Repeat every entry word for word, skipping the pictures.

=== Supplied data ===

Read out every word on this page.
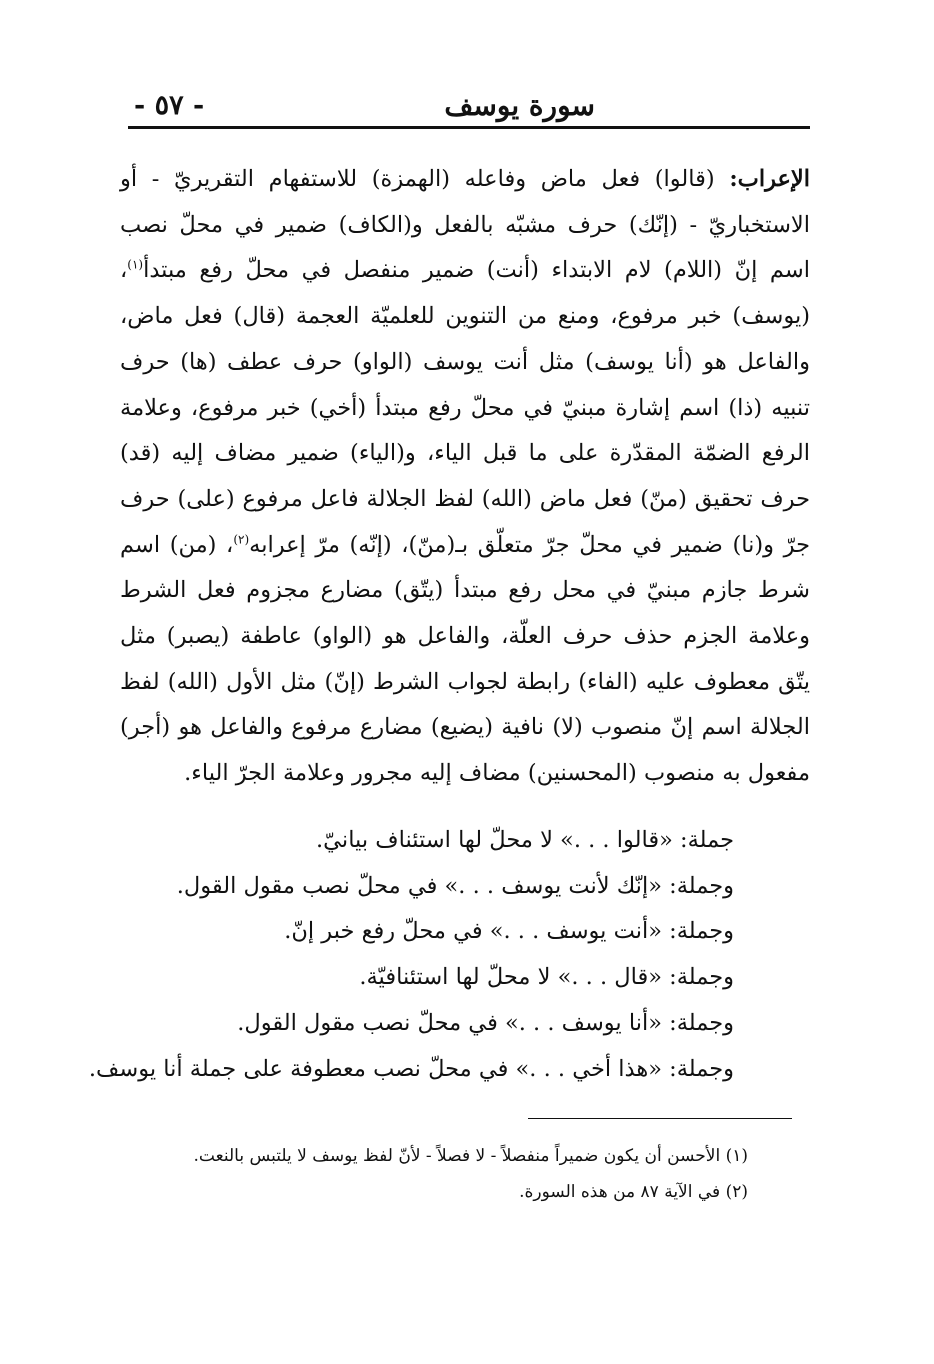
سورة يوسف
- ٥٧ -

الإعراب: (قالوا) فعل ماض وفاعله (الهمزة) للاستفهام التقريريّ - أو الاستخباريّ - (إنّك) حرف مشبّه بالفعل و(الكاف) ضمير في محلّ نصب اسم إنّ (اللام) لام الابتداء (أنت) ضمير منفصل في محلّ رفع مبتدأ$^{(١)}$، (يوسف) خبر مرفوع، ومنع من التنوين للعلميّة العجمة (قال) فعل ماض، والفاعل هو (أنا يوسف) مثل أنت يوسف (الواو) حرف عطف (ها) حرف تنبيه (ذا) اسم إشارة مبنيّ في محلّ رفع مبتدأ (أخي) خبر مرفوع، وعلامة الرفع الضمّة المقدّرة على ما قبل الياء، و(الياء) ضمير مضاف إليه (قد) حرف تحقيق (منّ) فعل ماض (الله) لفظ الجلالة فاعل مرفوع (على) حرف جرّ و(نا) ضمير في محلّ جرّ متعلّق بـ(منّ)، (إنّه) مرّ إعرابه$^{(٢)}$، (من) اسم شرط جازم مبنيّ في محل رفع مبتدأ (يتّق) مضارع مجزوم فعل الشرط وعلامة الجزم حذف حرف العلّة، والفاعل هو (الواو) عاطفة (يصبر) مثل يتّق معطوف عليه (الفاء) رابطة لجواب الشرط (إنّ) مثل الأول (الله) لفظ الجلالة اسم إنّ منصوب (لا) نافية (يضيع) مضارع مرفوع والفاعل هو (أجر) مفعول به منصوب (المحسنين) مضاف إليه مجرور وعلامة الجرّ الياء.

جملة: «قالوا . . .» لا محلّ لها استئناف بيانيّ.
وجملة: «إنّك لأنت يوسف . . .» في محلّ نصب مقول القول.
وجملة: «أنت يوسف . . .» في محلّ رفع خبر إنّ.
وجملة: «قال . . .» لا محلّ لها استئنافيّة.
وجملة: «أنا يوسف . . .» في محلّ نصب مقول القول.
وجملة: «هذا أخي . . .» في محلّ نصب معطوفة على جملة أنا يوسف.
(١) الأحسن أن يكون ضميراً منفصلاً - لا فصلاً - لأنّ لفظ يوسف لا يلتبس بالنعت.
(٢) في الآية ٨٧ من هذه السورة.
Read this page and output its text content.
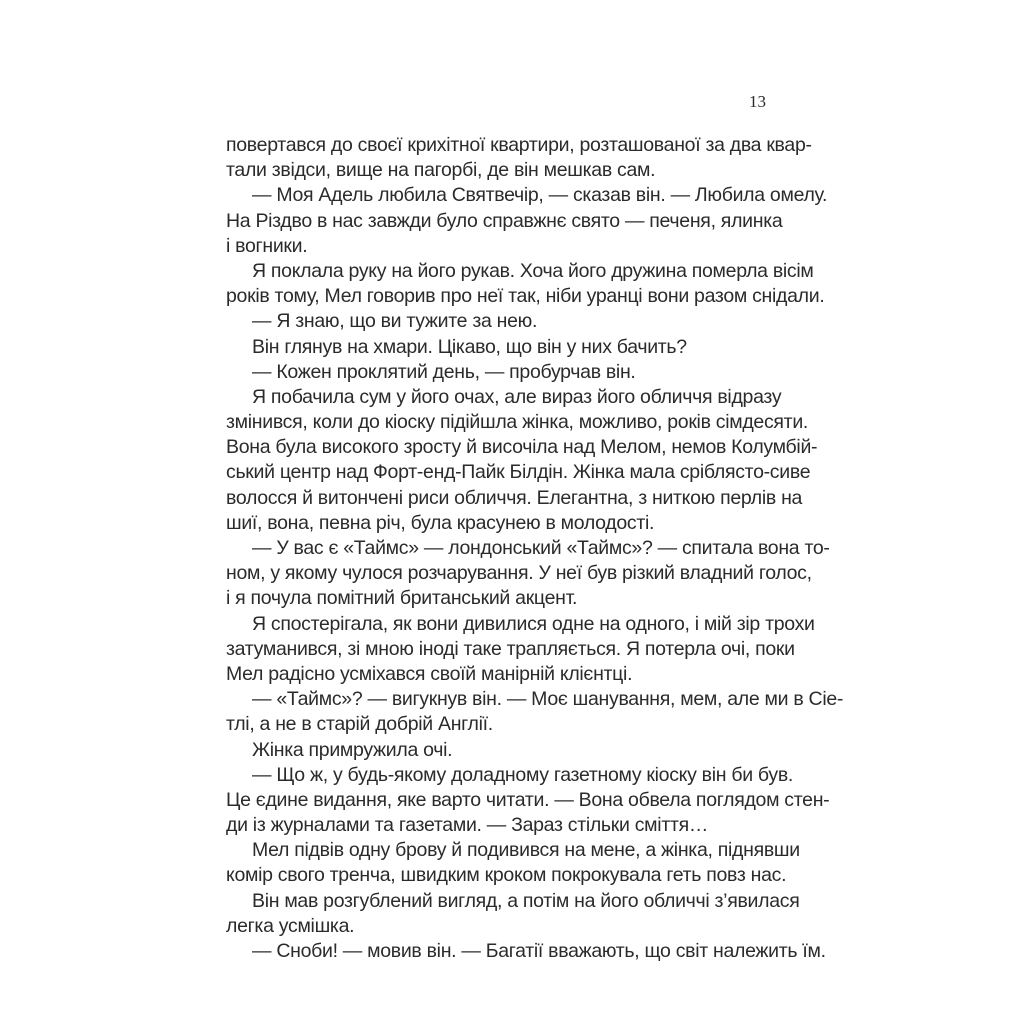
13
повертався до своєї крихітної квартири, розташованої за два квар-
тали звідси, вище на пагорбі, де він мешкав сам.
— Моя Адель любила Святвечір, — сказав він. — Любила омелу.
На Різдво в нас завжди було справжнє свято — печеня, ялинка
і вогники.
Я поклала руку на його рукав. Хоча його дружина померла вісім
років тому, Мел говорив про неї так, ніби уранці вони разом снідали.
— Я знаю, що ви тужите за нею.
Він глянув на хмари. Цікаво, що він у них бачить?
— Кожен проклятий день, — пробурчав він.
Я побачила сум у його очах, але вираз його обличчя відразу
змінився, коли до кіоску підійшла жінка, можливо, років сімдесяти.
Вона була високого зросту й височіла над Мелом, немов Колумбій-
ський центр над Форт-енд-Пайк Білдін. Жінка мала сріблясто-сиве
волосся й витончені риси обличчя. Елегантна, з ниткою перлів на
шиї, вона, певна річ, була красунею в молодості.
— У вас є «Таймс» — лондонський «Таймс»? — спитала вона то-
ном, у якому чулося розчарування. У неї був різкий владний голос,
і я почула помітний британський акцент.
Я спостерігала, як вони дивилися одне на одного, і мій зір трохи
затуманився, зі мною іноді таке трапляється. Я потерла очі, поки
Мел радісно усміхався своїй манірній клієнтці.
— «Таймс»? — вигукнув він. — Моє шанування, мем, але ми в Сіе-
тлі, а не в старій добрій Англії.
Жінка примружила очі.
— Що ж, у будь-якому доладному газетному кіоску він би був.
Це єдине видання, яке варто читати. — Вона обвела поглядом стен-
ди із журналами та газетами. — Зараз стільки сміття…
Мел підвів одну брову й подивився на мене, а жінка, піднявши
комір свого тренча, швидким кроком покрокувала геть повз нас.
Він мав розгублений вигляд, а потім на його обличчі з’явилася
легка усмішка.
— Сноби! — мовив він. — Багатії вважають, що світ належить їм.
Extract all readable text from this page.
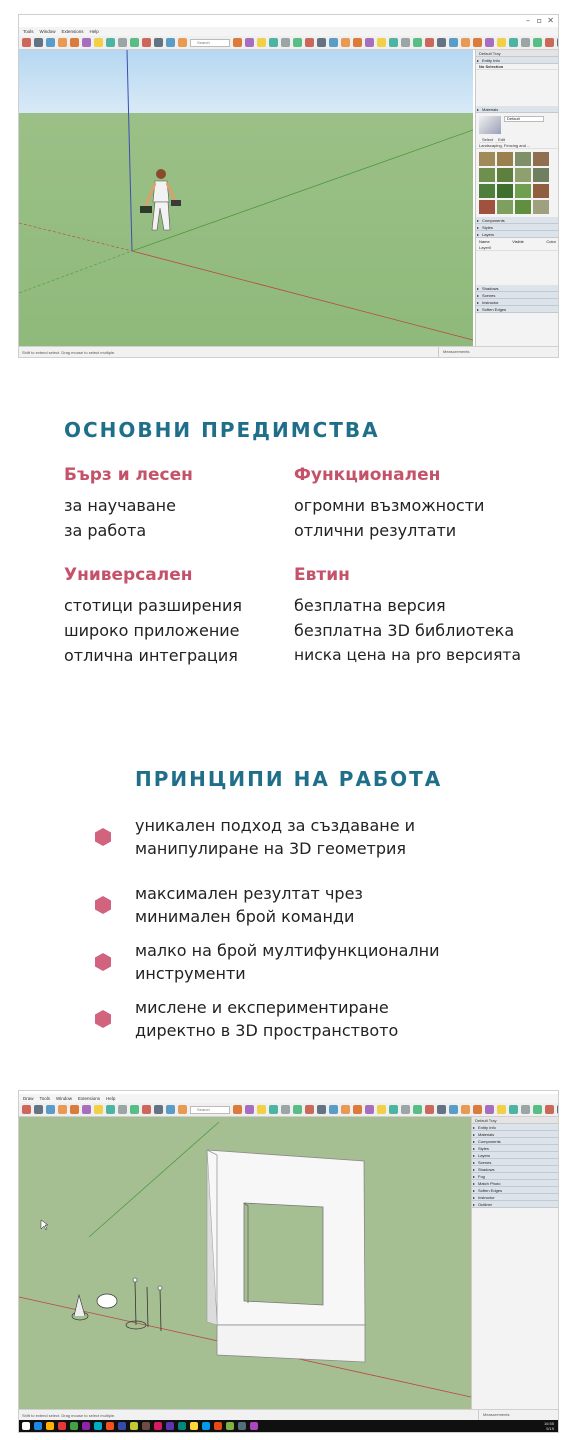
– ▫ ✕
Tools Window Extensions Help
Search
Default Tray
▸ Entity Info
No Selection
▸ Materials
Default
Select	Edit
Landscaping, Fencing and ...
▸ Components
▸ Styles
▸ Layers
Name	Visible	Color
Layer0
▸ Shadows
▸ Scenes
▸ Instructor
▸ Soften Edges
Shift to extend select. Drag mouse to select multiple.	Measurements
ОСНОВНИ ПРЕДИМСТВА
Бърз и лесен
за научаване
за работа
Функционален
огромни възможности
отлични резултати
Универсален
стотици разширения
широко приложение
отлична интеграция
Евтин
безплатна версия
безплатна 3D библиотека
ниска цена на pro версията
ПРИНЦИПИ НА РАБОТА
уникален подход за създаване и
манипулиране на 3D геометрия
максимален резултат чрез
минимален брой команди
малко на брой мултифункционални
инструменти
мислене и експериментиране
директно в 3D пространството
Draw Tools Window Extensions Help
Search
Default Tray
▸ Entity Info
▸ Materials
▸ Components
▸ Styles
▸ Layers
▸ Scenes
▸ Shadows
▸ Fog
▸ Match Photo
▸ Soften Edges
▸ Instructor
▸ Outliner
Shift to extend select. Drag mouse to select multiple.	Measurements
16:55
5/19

===

▸ **Answer for the task**:
Read out every word on this page.
سورة يوسف
- ٥٧ -

الإعراب: (قالوا) فعل ماض وفاعله (الهمزة) للاستفهام التقريريّ - أو الاستخباريّ - (إنّك) حرف مشبّه بالفعل و(الكاف) ضمير في محلّ نصب اسم إنّ (اللام) لام الابتداء (أنت) ضمير منفصل في محلّ رفع مبتدأ$^{(١)}$، (يوسف) خبر مرفوع، ومنع من التنوين للعلميّة العجمة (قال) فعل ماض، والفاعل هو (أنا يوسف) مثل أنت يوسف (الواو) حرف عطف (ها) حرف تنبيه (ذا) اسم إشارة مبنيّ في محلّ رفع مبتدأ (أخي) خبر مرفوع، وعلامة الرفع الضمّة المقدّرة على ما قبل الياء، و(الياء) ضمير مضاف إليه (قد) حرف تحقيق (منّ) فعل ماض (الله) لفظ الجلالة فاعل مرفوع (على) حرف جرّ و(نا) ضمير في محلّ جرّ متعلّق بـ(منّ)، (إنّه) مرّ إعرابه$^{(٢)}$، (من) اسم شرط جازم مبنيّ في محل رفع مبتدأ (يتّق) مضارع مجزوم فعل الشرط وعلامة الجزم حذف حرف العلّة، والفاعل هو (الواو) عاطفة (يصبر) مثل يتّق معطوف عليه (الفاء) رابطة لجواب الشرط (إنّ) مثل الأول (الله) لفظ الجلالة اسم إنّ منصوب (لا) نافية (يضيع) مضارع مرفوع والفاعل هو (أجر) مفعول به منصوب (المحسنين) مضاف إليه مجرور وعلامة الجرّ الياء.

جملة: «قالوا . . .» لا محلّ لها استئناف بيانيّ.
وجملة: «إنّك لأنت يوسف . . .» في محلّ نصب مقول القول.
وجملة: «أنت يوسف . . .» في محلّ رفع خبر إنّ.
وجملة: «قال . . .» لا محلّ لها استئنافيّة.
وجملة: «أنا يوسف . . .» في محلّ نصب مقول القول.
وجملة: «هذا أخي . . .» في محلّ نصب معطوفة على جملة أنا يوسف.
(١) الأحسن أن يكون ضميراً منفصلاً - لا فصلاً - لأنّ لفظ يوسف لا يلتبس بالنعت.
(٢) في الآية ٨٧ من هذه السورة.
Read this page and output its text content.
13
повертався до своєї крихітної квартири, розташованої за два квар-
тали звідси, вище на пагорбі, де він мешкав сам.
— Моя Адель любила Святвечір, — сказав він. — Любила омелу.
На Різдво в нас завжди було справжнє свято — печеня, ялинка
і вогники.
Я поклала руку на його рукав. Хоча його дружина померла вісім
років тому, Мел говорив про неї так, ніби уранці вони разом снідали.
— Я знаю, що ви тужите за нею.
Він глянув на хмари. Цікаво, що він у них бачить?
— Кожен проклятий день, — пробурчав він.
Я побачила сум у його очах, але вираз його обличчя відразу
змінився, коли до кіоску підійшла жінка, можливо, років сімдесяти.
Вона була високого зросту й височіла над Мелом, немов Колумбій-
ський центр над Форт-енд-Пайк Білдін. Жінка мала сріблясто-сиве
волосся й витончені риси обличчя. Елегантна, з ниткою перлів на
шиї, вона, певна річ, була красунею в молодості.
— У вас є «Таймс» — лондонський «Таймс»? — спитала вона то-
ном, у якому чулося розчарування. У неї був різкий владний голос,
і я почула помітний британський акцент.
Я спостерігала, як вони дивилися одне на одного, і мій зір трохи
затуманився, зі мною іноді таке трапляється. Я потерла очі, поки
Мел радісно усміхався своїй манірній клієнтці.
— «Таймс»? — вигукнув він. — Моє шанування, мем, але ми в Сіе-
тлі, а не в старій добрій Англії.
Жінка примружила очі.
— Що ж, у будь-якому доладному газетному кіоску він би був.
Це єдине видання, яке варто читати. — Вона обвела поглядом стен-
ди із журналами та газетами. — Зараз стільки сміття…
Мел підвів одну брову й подивився на мене, а жінка, піднявши
комір свого тренча, швидким кроком покрокувала геть повз нас.
Він мав розгублений вигляд, а потім на його обличчі з’явилася
легка усмішка.
— Сноби! — мовив він. — Багатії вважають, що світ належить їм.
Extract all readable text from this page.
– ▫ ✕
Tools Window Extensions Help
Search
Default Tray
▸ Entity Info
No Selection
▸ Materials
Default
Select	Edit
Landscaping, Fencing and ...
▸ Components
▸ Styles
▸ Layers
Name	Visible	Color
Layer0
▸ Shadows
▸ Scenes
▸ Instructor
▸ Soften Edges
Shift to extend select. Drag mouse to select multiple.	Measurements
ОСНОВНИ ПРЕДИМСТВА
Бърз и лесен
за научаване
за работа
Функционален
огромни възможности
отлични резултати
Универсален
стотици разширения
широко приложение
отлична интеграция
Евтин
безплатна версия
безплатна 3D библиотека
ниска цена на pro версията
ПРИНЦИПИ НА РАБОТА
уникален подход за създаване и
манипулиране на 3D геометрия
максимален резултат чрез
минимален брой команди
малко на брой мултифункционални
инструменти
мислене и експериментиране
директно в 3D пространството
Draw Tools Window Extensions Help
Search
Default Tray
▸ Entity Info
▸ Materials
▸ Components
▸ Styles
▸ Layers
▸ Scenes
▸ Shadows
▸ Fog
▸ Match Photo
▸ Soften Edges
▸ Instructor
▸ Outliner
Shift to extend select. Drag mouse to select multiple.	Measurements
16:55
5/19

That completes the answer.